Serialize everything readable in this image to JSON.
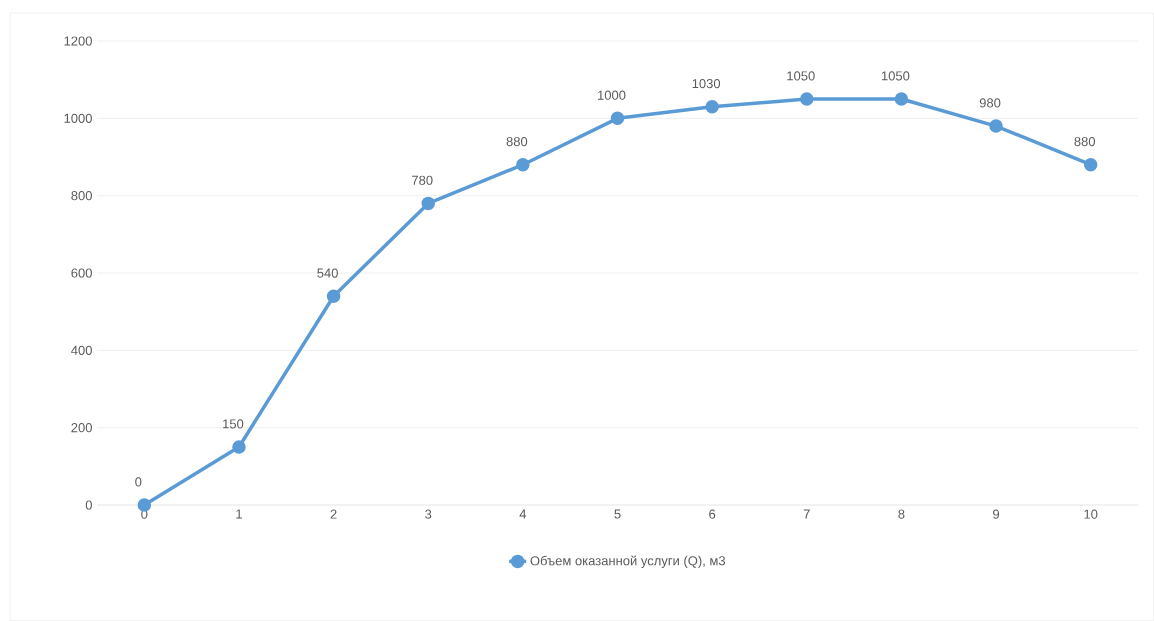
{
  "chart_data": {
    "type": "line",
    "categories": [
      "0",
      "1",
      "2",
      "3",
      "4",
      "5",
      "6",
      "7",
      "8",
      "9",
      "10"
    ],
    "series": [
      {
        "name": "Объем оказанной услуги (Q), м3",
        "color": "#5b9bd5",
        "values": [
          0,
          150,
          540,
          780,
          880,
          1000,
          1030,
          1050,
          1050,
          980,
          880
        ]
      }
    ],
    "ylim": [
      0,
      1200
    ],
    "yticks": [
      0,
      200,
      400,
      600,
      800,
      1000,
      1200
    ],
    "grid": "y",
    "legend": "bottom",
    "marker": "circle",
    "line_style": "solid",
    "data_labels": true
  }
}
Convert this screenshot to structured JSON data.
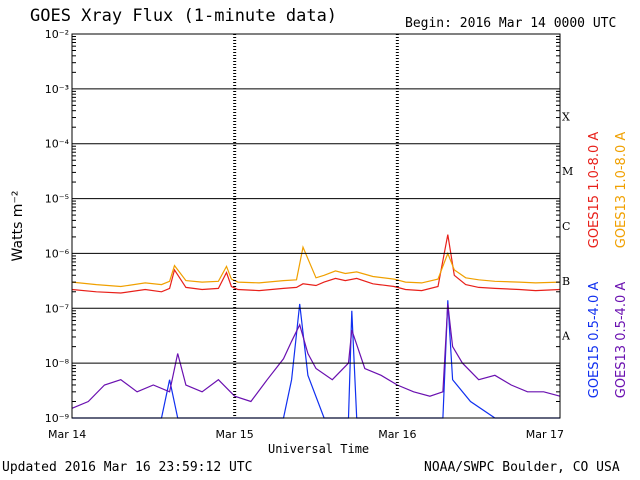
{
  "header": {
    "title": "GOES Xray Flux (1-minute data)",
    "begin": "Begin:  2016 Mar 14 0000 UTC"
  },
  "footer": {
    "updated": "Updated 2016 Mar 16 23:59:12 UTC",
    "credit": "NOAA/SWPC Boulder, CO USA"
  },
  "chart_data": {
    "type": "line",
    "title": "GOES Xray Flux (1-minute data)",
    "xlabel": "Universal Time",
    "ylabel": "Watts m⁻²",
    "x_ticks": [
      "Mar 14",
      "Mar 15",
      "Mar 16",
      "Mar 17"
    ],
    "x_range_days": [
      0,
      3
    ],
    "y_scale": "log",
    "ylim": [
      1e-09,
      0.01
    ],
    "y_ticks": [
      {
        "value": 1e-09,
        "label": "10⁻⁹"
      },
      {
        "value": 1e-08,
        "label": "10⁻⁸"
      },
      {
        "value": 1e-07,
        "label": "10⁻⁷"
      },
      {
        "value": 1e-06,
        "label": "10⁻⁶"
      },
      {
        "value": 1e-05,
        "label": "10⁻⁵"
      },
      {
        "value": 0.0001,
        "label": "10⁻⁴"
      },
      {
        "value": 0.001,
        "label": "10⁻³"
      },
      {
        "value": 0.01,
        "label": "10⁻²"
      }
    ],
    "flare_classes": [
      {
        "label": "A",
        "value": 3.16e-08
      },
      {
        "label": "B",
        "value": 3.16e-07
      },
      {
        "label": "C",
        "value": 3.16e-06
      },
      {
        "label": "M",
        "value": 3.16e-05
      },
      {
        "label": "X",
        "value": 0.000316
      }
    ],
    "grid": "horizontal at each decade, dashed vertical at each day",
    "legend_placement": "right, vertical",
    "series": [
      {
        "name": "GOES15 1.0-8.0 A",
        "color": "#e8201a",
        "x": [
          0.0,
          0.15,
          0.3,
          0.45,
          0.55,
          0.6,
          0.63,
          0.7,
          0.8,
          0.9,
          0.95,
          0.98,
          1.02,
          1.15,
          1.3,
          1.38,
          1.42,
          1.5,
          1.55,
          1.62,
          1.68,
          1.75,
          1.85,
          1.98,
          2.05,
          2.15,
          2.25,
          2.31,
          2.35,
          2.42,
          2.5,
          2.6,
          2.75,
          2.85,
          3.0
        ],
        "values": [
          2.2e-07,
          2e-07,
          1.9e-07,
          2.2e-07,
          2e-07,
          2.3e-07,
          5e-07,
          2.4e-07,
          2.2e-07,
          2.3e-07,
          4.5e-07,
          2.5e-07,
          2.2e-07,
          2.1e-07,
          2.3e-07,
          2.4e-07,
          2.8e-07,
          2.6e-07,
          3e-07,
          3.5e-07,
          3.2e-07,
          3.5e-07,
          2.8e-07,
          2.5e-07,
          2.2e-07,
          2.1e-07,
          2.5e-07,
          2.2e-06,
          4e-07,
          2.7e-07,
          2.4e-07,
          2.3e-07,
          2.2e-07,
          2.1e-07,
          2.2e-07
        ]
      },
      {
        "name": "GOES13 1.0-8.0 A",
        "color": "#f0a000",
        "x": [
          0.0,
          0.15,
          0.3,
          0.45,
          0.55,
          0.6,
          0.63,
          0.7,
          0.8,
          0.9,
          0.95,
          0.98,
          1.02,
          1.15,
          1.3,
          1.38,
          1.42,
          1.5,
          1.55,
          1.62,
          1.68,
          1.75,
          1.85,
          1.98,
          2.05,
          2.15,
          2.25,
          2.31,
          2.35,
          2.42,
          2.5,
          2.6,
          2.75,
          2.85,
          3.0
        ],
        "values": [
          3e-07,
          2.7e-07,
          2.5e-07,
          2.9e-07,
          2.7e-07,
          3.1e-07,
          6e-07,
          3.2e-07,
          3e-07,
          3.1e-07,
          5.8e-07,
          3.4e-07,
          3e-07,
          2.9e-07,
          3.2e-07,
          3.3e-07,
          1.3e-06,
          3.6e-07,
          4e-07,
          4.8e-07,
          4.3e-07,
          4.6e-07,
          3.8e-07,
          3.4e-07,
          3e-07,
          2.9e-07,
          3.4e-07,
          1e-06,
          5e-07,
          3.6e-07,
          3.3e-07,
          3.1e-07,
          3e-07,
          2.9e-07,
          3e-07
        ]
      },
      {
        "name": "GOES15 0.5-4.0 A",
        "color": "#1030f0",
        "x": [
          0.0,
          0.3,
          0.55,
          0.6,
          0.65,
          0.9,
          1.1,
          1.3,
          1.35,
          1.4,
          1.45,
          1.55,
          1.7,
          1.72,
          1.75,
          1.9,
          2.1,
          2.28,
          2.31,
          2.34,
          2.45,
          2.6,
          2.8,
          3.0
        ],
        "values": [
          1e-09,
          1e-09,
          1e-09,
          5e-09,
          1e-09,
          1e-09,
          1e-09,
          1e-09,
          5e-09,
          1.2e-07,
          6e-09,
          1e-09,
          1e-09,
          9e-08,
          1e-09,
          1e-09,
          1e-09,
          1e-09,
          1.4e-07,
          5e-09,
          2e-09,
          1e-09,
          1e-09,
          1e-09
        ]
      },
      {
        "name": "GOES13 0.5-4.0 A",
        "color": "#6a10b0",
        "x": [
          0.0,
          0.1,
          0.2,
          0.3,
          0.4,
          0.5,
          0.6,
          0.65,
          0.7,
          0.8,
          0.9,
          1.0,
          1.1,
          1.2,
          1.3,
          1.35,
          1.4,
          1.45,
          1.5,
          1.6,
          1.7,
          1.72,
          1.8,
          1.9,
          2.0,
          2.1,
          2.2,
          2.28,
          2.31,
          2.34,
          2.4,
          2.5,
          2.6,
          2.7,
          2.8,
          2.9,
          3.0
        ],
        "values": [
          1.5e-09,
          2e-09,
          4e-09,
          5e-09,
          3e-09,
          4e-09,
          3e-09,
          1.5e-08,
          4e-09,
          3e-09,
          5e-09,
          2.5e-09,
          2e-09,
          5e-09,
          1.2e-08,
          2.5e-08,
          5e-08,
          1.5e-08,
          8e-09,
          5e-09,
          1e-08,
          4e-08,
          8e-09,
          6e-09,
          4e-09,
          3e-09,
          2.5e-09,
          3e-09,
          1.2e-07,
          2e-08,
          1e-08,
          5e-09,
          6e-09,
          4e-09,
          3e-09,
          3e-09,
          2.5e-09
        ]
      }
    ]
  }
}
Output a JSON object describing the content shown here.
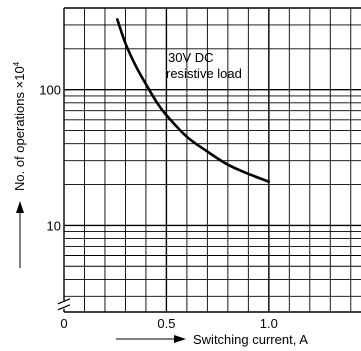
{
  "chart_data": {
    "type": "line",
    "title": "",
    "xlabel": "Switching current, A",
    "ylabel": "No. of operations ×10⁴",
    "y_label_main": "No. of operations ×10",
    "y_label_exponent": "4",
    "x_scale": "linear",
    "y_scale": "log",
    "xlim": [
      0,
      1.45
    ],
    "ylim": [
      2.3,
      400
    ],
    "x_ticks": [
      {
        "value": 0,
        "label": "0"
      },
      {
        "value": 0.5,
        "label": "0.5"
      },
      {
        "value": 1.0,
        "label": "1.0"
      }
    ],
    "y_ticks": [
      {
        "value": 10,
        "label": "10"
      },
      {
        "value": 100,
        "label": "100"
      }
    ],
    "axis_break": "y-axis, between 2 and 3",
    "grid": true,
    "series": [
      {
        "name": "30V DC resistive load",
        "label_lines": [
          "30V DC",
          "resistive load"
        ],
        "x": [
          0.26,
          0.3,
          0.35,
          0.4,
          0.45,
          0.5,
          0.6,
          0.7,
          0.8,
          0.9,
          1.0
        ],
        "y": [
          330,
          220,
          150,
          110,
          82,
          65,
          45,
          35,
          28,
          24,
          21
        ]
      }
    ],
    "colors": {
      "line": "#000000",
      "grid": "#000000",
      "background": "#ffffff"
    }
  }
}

What to work on: Above are the records. Identify each line that contains the word "resistive".

Finished task:
        "name": "30V DC resistive load",
          "resistive load"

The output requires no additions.